§ What to work on: Reproduce each line bearing the word "title".
★ ★ ★ ★
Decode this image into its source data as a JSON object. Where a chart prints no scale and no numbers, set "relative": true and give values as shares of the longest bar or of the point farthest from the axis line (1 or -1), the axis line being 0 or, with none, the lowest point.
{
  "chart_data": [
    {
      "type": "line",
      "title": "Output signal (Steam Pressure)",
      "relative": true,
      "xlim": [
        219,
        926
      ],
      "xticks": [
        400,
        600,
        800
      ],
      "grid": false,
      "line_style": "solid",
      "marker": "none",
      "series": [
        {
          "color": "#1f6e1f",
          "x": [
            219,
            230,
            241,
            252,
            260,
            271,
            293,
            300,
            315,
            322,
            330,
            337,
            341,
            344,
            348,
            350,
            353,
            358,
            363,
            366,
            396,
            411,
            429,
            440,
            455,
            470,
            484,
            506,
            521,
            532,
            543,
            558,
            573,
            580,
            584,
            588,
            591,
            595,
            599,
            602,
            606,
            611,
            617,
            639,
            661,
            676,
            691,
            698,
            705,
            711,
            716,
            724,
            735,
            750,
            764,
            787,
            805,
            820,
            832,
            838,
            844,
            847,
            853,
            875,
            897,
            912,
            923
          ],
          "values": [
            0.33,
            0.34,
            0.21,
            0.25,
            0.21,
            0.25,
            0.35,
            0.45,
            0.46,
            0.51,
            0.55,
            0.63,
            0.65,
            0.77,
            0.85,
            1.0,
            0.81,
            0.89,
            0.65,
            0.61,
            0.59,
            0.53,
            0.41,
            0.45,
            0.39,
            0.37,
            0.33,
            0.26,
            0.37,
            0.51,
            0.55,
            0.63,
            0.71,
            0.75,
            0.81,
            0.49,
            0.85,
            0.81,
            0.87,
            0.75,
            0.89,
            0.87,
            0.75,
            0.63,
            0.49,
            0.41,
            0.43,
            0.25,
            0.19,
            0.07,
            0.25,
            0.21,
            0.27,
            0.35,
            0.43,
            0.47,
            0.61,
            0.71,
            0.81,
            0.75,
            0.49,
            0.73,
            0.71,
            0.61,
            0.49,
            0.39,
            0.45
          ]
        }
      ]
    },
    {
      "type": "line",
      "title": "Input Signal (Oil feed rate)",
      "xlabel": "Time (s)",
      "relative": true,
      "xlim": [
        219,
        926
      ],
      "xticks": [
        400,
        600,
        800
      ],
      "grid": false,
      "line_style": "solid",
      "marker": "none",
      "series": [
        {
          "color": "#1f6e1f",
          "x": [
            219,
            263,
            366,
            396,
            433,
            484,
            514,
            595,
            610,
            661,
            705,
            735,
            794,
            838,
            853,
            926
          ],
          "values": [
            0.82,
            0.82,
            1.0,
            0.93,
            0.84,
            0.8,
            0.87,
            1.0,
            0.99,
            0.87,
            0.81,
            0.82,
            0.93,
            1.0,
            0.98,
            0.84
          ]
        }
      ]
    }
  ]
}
★ ★ ★ ★
§ Finished exercise:
      "title": "Output signal (Steam Pressure)",
      "title": "Input Signal (Oil feed rate)",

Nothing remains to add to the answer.